Work required:
Your task is to copy every record exactly.

- - -

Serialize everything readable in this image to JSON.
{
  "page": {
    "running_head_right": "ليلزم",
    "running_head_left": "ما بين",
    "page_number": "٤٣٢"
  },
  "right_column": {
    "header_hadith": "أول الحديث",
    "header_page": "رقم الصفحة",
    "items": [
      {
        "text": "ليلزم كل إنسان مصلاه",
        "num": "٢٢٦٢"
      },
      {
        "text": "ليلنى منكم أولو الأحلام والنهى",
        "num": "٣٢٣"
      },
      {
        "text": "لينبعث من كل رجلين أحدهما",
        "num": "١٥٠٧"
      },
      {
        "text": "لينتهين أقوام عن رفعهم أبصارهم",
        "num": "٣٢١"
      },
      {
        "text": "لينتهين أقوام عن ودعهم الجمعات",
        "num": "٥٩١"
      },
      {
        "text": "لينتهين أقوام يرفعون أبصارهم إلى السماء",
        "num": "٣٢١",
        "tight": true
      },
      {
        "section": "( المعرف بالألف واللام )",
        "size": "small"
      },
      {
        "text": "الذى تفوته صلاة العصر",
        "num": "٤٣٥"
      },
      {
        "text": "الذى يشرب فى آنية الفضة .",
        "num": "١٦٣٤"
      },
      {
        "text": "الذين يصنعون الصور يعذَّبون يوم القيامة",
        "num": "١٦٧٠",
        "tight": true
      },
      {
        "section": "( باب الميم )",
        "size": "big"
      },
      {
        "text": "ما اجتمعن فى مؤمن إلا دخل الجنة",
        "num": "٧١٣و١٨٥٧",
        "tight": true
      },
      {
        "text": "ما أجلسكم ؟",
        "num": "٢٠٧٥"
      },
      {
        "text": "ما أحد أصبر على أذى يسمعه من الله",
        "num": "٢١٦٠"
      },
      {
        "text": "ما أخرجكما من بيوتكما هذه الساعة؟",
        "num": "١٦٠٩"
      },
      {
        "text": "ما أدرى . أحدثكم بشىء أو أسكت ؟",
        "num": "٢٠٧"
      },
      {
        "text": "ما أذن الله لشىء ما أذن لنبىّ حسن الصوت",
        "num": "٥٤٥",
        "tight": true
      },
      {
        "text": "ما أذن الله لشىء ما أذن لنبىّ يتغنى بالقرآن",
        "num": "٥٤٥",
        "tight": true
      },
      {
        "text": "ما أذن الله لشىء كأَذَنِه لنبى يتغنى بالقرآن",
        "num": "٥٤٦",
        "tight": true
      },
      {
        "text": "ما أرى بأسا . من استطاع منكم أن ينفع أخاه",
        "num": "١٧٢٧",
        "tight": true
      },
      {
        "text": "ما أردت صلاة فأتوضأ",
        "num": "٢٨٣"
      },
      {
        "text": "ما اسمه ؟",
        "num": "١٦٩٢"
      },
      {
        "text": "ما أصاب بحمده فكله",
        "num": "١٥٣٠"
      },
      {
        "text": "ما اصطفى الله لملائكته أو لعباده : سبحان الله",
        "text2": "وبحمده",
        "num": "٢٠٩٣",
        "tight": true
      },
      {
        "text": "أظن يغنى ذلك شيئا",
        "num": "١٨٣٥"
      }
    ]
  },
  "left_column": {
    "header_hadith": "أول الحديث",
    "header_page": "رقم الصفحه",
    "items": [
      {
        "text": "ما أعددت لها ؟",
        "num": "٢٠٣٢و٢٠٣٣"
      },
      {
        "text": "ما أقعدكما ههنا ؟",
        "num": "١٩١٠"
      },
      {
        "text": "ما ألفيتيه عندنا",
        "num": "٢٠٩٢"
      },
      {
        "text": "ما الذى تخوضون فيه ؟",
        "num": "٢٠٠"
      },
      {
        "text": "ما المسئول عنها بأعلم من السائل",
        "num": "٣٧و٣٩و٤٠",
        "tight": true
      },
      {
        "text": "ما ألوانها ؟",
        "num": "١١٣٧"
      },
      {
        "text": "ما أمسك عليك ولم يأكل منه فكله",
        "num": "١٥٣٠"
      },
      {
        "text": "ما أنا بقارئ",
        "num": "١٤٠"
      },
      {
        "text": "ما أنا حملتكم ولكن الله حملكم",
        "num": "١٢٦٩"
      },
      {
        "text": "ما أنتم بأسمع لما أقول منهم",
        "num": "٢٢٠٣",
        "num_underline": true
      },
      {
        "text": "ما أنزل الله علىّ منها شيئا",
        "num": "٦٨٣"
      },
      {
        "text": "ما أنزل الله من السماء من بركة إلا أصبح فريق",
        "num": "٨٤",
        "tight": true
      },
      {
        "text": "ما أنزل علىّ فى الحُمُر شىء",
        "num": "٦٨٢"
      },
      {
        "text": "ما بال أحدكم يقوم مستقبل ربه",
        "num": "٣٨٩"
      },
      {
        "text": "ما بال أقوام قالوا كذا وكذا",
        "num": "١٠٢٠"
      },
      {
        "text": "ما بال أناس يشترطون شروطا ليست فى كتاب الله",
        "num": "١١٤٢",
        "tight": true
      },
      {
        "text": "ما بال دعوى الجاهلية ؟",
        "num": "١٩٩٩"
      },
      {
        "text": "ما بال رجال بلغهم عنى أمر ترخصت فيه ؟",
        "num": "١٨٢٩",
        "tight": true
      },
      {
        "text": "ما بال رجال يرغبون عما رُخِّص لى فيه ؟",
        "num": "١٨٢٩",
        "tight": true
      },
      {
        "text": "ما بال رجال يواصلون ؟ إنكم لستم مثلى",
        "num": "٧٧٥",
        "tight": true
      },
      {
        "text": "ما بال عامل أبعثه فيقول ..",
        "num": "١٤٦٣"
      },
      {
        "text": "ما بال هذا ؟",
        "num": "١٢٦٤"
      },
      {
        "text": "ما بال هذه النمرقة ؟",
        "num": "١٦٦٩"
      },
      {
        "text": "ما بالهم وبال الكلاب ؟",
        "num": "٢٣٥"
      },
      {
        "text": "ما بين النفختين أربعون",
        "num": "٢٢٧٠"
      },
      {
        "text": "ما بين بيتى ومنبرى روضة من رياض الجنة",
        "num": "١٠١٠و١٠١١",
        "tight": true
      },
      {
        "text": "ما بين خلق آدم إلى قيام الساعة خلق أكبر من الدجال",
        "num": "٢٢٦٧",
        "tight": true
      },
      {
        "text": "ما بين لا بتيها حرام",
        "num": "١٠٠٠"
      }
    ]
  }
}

- - -

Worked answer:
Serialize everything readable in this image to JSON.
{
  "page": {
    "running_head_right": "ليلزم",
    "running_head_left": "ما بين",
    "page_number": "٤٣٢"
  },
  "right_column": {
    "header_hadith": "أول الحديث",
    "header_page": "رقم الصفحة",
    "items": [
      {
        "text": "ليلزم كل إنسان مصلاه",
        "num": "٢٢٦٢"
      },
      {
        "text": "ليلنى منكم أولو الأحلام والنهى",
        "num": "٣٢٣"
      },
      {
        "text": "لينبعث من كل رجلين أحدهما",
        "num": "١٥٠٧"
      },
      {
        "text": "لينتهين أقوام عن رفعهم أبصارهم",
        "num": "٣٢١"
      },
      {
        "text": "لينتهين أقوام عن ودعهم الجمعات",
        "num": "٥٩١"
      },
      {
        "text": "لينتهين أقوام يرفعون أبصارهم إلى السماء",
        "num": "٣٢١",
        "tight": true
      },
      {
        "section": "( المعرف بالألف واللام )",
        "size": "small"
      },
      {
        "text": "الذى تفوته صلاة العصر",
        "num": "٤٣٥"
      },
      {
        "text": "الذى يشرب فى آنية الفضة .",
        "num": "١٦٣٤"
      },
      {
        "text": "الذين يصنعون الصور يعذَّبون يوم القيامة",
        "num": "١٦٧٠",
        "tight": true
      },
      {
        "section": "( باب الميم )",
        "size": "big"
      },
      {
        "text": "ما اجتمعن فى مؤمن إلا دخل الجنة",
        "num": "٧١٣و١٨٥٧",
        "tight": true
      },
      {
        "text": "ما أجلسكم ؟",
        "num": "٢٠٧٥"
      },
      {
        "text": "ما أحد أصبر على أذى يسمعه من الله",
        "num": "٢١٦٠"
      },
      {
        "text": "ما أخرجكما من بيوتكما هذه الساعة؟",
        "num": "١٦٠٩"
      },
      {
        "text": "ما أدرى . أحدثكم بشىء أو أسكت ؟",
        "num": "٢٠٧"
      },
      {
        "text": "ما أذن الله لشىء ما أذن لنبىّ حسن الصوت",
        "num": "٥٤٥",
        "tight": true
      },
      {
        "text": "ما أذن الله لشىء ما أذن لنبىّ يتغنى بالقرآن",
        "num": "٥٤٥",
        "tight": true
      },
      {
        "text": "ما أذن الله لشىء كأَذَنِه لنبى يتغنى بالقرآن",
        "num": "٥٤٦",
        "tight": true
      },
      {
        "text": "ما أرى بأسا . من استطاع منكم أن ينفع أخاه",
        "num": "١٧٢٧",
        "tight": true
      },
      {
        "text": "ما أردت صلاة فأتوضأ",
        "num": "٢٨٣"
      },
      {
        "text": "ما اسمه ؟",
        "num": "١٦٩٢"
      },
      {
        "text": "ما أصاب بحمده فكله",
        "num": "١٥٣٠"
      },
      {
        "text": "ما اصطفى الله لملائكته أو لعباده : سبحان الله",
        "text2": "وبحمده",
        "num": "٢٠٩٣",
        "tight": true
      },
      {
        "text": "أظن يغنى ذلك شيئا",
        "num": "١٨٣٥"
      }
    ]
  },
  "left_column": {
    "header_hadith": "أول الحديث",
    "header_page": "رقم الصفحه",
    "items": [
      {
        "text": "ما أعددت لها ؟",
        "num": "٢٠٣٢و٢٠٣٣"
      },
      {
        "text": "ما أقعدكما ههنا ؟",
        "num": "١٩١٠"
      },
      {
        "text": "ما ألفيتيه عندنا",
        "num": "٢٠٩٢"
      },
      {
        "text": "ما الذى تخوضون فيه ؟",
        "num": "٢٠٠"
      },
      {
        "text": "ما المسئول عنها بأعلم من السائل",
        "num": "٣٧و٣٩و٤٠",
        "tight": true
      },
      {
        "text": "ما ألوانها ؟",
        "num": "١١٣٧"
      },
      {
        "text": "ما أمسك عليك ولم يأكل منه فكله",
        "num": "١٥٣٠"
      },
      {
        "text": "ما أنا بقارئ",
        "num": "١٤٠"
      },
      {
        "text": "ما أنا حملتكم ولكن الله حملكم",
        "num": "١٢٦٩"
      },
      {
        "text": "ما أنتم بأسمع لما أقول منهم",
        "num": "٢٢٠٣",
        "num_underline": true
      },
      {
        "text": "ما أنزل الله علىّ منها شيئا",
        "num": "٦٨٣"
      },
      {
        "text": "ما أنزل الله من السماء من بركة إلا أصبح فريق",
        "num": "٨٤",
        "tight": true
      },
      {
        "text": "ما أنزل علىّ فى الحُمُر شىء",
        "num": "٦٨٢"
      },
      {
        "text": "ما بال أحدكم يقوم مستقبل ربه",
        "num": "٣٨٩"
      },
      {
        "text": "ما بال أقوام قالوا كذا وكذا",
        "num": "١٠٢٠"
      },
      {
        "text": "ما بال أناس يشترطون شروطا ليست فى كتاب الله",
        "num": "١١٤٢",
        "tight": true
      },
      {
        "text": "ما بال دعوى الجاهلية ؟",
        "num": "١٩٩٩"
      },
      {
        "text": "ما بال رجال بلغهم عنى أمر ترخصت فيه ؟",
        "num": "١٨٢٩",
        "tight": true
      },
      {
        "text": "ما بال رجال يرغبون عما رُخِّص لى فيه ؟",
        "num": "١٨٢٩",
        "tight": true
      },
      {
        "text": "ما بال رجال يواصلون ؟ إنكم لستم مثلى",
        "num": "٧٧٥",
        "tight": true
      },
      {
        "text": "ما بال عامل أبعثه فيقول ..",
        "num": "١٤٦٣"
      },
      {
        "text": "ما بال هذا ؟",
        "num": "١٢٦٤"
      },
      {
        "text": "ما بال هذه النمرقة ؟",
        "num": "١٦٦٩"
      },
      {
        "text": "ما بالهم وبال الكلاب ؟",
        "num": "٢٣٥"
      },
      {
        "text": "ما بين النفختين أربعون",
        "num": "٢٢٧٠"
      },
      {
        "text": "ما بين بيتى ومنبرى روضة من رياض الجنة",
        "num": "١٠١٠و١٠١١",
        "tight": true
      },
      {
        "text": "ما بين خلق آدم إلى قيام الساعة خلق أكبر من الدجال",
        "num": "٢٢٦٧",
        "tight": true
      },
      {
        "text": "ما بين لا بتيها حرام",
        "num": "١٠٠٠"
      }
    ]
  }
}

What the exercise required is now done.